• **Exercise prompt**: Your task is to gather the lines below that hold the string "Protection".
──────────────────────────────
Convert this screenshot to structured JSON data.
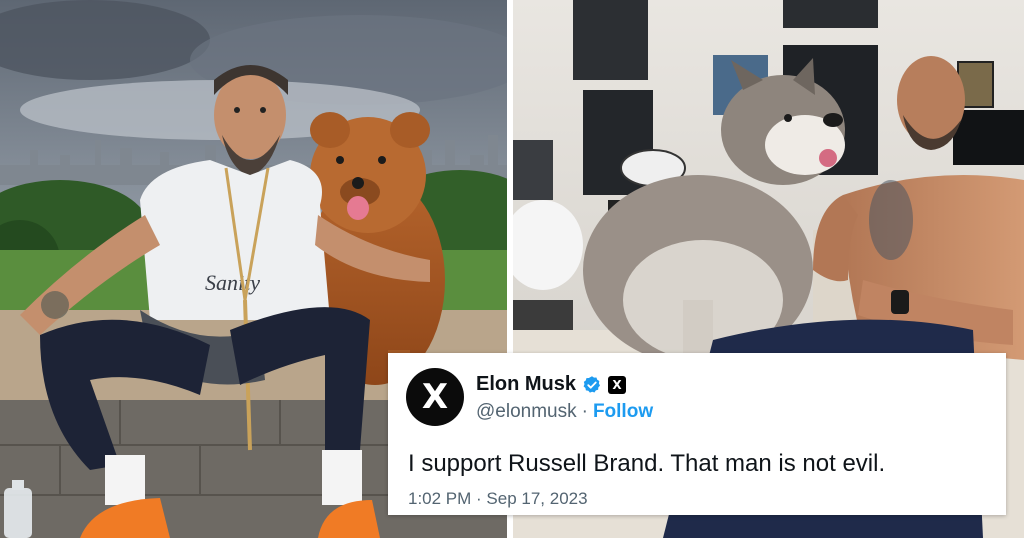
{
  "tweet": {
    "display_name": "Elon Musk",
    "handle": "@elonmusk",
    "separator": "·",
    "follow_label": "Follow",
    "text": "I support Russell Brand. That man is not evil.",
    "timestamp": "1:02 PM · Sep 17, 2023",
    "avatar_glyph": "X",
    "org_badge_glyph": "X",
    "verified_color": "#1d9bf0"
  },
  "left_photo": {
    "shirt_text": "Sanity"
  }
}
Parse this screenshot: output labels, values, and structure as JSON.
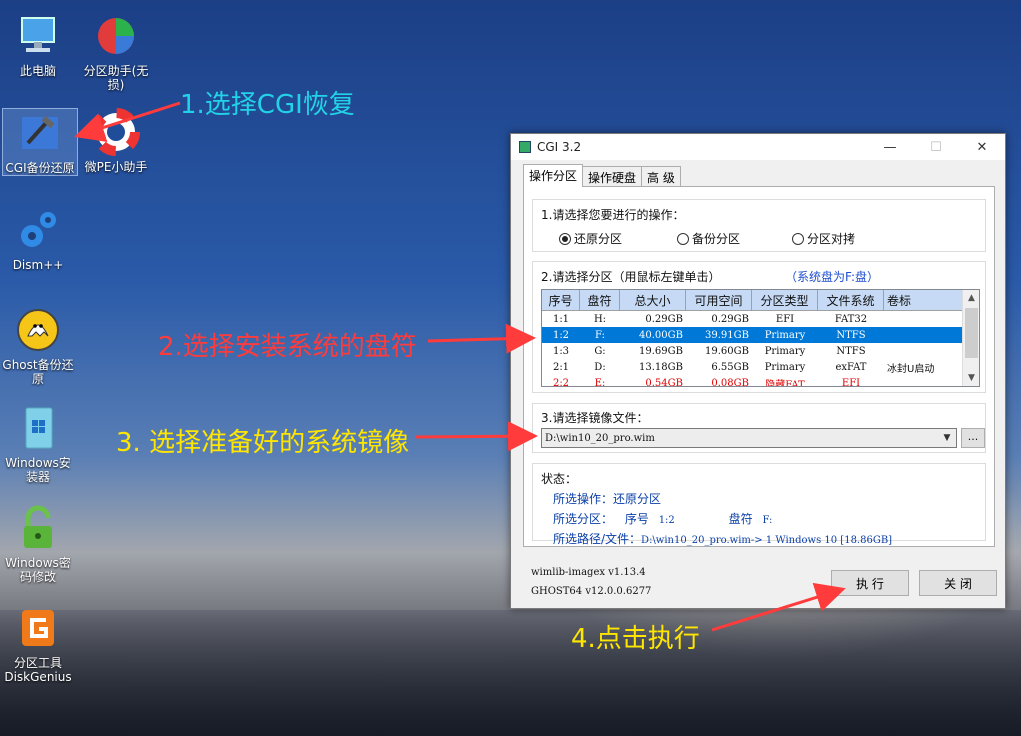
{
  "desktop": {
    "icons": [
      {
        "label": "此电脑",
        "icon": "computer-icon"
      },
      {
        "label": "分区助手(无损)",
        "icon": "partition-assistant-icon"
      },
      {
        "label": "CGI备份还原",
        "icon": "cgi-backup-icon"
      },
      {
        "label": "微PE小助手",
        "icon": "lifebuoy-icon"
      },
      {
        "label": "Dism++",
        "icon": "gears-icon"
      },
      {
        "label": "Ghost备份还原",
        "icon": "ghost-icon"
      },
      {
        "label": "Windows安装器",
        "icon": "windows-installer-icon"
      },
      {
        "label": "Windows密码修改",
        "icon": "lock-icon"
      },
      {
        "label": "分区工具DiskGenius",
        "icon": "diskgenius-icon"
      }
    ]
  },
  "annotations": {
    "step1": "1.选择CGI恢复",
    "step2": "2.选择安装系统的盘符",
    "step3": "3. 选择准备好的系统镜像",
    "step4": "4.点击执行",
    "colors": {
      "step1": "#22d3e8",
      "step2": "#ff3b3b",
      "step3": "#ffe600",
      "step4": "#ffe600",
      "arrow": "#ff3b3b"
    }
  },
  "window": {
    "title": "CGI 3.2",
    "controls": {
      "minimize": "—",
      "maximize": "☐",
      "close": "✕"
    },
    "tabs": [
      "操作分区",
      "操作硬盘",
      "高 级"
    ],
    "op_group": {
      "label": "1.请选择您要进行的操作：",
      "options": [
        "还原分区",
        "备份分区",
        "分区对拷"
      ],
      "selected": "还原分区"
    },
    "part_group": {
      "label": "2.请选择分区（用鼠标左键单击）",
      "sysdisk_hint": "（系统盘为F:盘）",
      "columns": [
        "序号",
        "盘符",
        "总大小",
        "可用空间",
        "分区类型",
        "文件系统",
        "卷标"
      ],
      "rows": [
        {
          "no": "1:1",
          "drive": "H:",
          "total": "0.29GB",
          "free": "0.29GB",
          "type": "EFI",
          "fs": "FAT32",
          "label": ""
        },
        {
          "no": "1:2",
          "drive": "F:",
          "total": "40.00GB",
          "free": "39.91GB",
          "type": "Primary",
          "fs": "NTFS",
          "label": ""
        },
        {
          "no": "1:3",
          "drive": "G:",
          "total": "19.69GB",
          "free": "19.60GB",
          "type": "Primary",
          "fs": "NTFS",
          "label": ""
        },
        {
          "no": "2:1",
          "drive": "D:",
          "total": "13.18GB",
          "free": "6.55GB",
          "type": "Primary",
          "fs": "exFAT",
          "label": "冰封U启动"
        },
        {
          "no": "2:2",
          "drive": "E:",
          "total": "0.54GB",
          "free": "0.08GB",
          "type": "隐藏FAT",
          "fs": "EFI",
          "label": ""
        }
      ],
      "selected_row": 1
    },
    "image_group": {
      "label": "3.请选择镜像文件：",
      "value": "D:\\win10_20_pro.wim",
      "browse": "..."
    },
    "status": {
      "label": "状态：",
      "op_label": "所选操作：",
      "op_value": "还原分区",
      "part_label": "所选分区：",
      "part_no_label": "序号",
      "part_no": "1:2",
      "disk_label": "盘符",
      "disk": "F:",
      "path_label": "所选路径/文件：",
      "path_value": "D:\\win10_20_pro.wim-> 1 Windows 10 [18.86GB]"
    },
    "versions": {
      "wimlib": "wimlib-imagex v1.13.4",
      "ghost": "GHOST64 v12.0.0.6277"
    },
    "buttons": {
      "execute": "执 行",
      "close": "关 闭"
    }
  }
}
──────────────────────────────
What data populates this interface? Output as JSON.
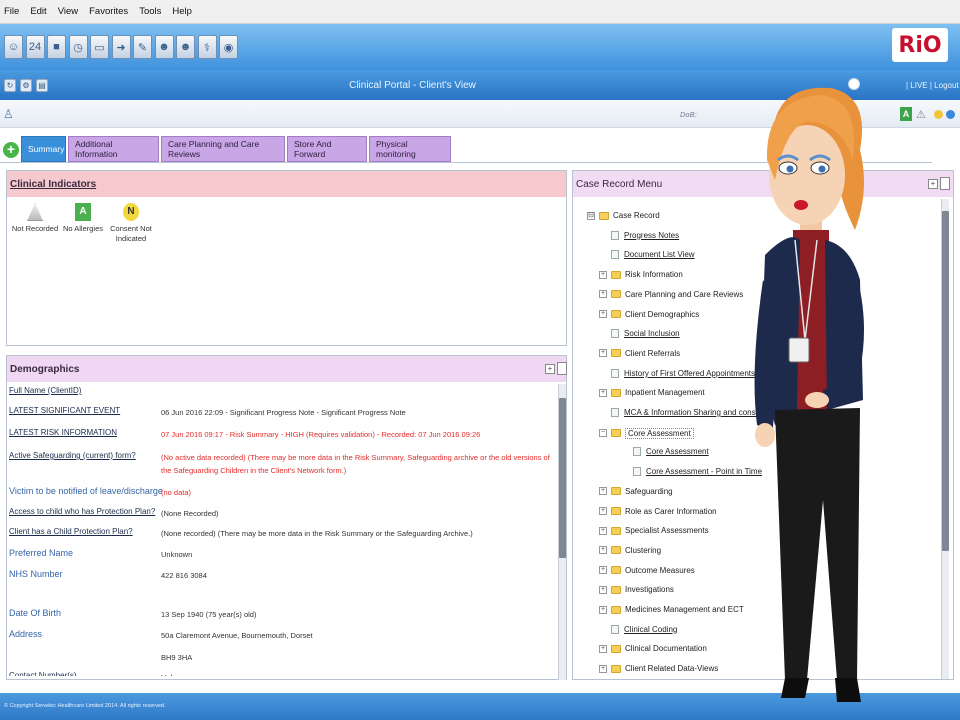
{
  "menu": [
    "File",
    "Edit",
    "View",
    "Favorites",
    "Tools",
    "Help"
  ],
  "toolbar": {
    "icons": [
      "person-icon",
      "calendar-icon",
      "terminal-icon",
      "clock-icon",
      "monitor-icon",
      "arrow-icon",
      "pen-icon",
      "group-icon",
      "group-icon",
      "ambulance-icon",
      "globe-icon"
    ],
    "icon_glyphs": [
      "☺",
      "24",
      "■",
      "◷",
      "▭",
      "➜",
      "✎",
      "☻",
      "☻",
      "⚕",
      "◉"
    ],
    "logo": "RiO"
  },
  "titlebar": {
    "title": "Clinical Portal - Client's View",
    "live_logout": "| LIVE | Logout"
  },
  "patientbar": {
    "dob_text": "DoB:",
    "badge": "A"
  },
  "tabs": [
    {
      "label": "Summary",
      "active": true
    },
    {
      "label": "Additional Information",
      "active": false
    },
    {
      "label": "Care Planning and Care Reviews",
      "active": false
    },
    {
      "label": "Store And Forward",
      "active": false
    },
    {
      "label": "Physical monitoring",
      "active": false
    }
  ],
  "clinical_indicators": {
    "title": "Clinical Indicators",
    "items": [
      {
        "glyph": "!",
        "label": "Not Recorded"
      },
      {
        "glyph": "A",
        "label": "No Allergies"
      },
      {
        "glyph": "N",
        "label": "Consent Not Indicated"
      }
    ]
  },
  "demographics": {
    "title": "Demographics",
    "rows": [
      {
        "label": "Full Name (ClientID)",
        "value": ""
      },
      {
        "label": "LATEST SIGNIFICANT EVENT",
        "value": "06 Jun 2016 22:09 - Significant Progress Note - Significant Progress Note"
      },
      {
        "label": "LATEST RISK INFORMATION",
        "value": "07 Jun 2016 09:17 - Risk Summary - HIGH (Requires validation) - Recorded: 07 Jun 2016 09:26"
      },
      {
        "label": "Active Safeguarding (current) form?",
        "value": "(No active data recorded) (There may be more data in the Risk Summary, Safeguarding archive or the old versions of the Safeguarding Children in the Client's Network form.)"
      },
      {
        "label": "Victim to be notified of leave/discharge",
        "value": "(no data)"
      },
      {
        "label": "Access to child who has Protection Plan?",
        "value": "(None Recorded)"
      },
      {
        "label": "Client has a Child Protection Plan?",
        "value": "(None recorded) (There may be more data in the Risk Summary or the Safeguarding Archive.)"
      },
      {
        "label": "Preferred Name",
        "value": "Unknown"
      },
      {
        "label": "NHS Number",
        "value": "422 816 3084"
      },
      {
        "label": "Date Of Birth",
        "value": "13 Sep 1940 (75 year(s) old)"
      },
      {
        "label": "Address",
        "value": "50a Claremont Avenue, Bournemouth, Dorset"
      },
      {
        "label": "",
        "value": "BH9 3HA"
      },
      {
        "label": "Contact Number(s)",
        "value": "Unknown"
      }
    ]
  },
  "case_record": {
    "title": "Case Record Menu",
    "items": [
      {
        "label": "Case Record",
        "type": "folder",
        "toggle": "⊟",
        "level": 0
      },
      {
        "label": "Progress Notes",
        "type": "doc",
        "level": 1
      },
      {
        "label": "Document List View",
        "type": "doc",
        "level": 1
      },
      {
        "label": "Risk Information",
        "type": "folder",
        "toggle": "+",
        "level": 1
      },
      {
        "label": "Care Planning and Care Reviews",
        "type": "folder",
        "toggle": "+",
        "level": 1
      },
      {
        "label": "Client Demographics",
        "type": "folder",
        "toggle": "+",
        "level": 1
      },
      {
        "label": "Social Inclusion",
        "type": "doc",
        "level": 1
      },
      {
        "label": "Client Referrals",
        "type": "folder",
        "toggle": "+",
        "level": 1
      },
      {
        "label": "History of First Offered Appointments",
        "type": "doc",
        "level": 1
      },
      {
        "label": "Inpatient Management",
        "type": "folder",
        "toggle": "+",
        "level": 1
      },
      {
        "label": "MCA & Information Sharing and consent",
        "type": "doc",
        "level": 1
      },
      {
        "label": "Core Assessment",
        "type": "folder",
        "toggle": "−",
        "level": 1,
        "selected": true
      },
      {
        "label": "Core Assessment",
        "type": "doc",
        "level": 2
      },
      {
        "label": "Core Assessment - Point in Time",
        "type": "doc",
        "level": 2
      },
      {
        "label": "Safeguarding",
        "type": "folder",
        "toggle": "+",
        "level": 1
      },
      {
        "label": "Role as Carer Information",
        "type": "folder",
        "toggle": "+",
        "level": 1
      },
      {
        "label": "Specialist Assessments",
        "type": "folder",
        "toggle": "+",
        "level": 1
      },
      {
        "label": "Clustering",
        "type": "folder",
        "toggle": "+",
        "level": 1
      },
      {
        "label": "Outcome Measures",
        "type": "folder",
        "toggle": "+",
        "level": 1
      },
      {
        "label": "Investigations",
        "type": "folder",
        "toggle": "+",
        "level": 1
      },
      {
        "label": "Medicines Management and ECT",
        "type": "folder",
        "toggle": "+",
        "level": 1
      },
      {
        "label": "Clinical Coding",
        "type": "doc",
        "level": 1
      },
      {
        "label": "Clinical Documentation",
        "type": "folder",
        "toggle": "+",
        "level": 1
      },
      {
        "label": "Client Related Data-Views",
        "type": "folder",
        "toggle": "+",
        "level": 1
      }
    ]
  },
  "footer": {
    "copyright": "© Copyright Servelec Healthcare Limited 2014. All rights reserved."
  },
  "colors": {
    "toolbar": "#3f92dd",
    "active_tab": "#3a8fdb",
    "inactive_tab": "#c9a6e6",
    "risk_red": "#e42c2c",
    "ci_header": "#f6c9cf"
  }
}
──────────────────────────────
• **Solution to the problem**:
        "label": "Access to child who has Protection Plan?",
        "label": "Client has a Child Protection Plan?",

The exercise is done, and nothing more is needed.